--- AIM ---
Copy every line of the following data that includes the string "Required".

--- INFORMATION GIVEN ---
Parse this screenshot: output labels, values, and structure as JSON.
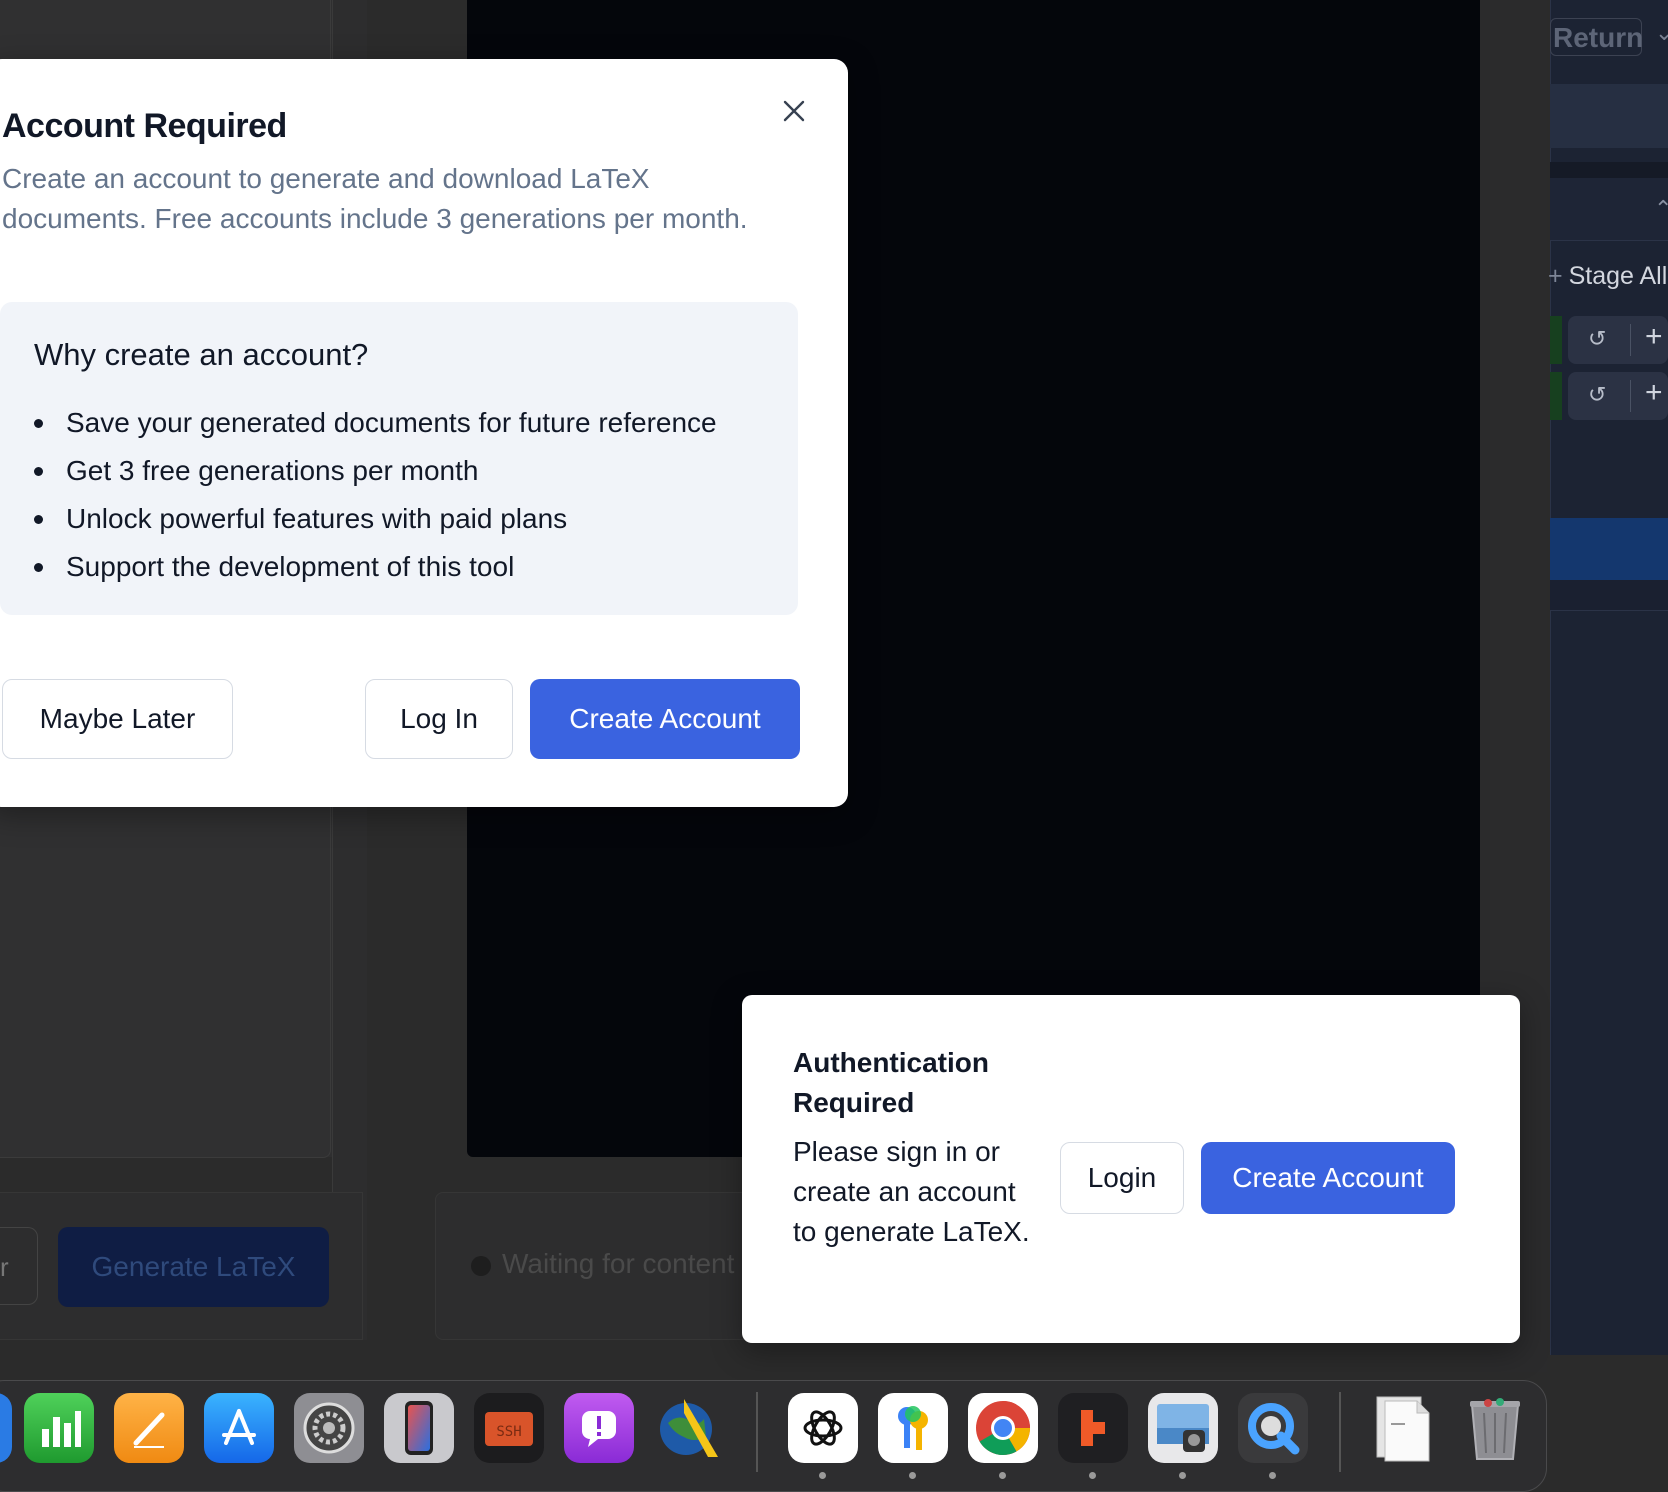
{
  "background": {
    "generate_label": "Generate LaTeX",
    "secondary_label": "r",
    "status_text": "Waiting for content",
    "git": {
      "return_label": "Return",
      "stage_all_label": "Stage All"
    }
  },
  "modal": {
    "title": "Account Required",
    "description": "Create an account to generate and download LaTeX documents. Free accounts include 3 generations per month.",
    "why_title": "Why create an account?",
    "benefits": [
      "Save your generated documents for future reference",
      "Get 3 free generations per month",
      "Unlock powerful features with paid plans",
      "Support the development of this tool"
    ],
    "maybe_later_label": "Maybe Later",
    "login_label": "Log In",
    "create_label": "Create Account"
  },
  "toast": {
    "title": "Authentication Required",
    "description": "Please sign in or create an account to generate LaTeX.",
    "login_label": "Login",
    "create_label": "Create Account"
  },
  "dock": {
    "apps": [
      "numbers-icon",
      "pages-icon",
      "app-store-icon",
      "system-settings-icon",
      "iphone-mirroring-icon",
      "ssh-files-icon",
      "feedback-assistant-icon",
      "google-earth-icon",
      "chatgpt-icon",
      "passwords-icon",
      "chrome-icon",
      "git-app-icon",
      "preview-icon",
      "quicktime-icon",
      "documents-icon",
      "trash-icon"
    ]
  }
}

--- TASK SOLUTION ---
    "title": "Account Required",
    "title": "Authentication Required",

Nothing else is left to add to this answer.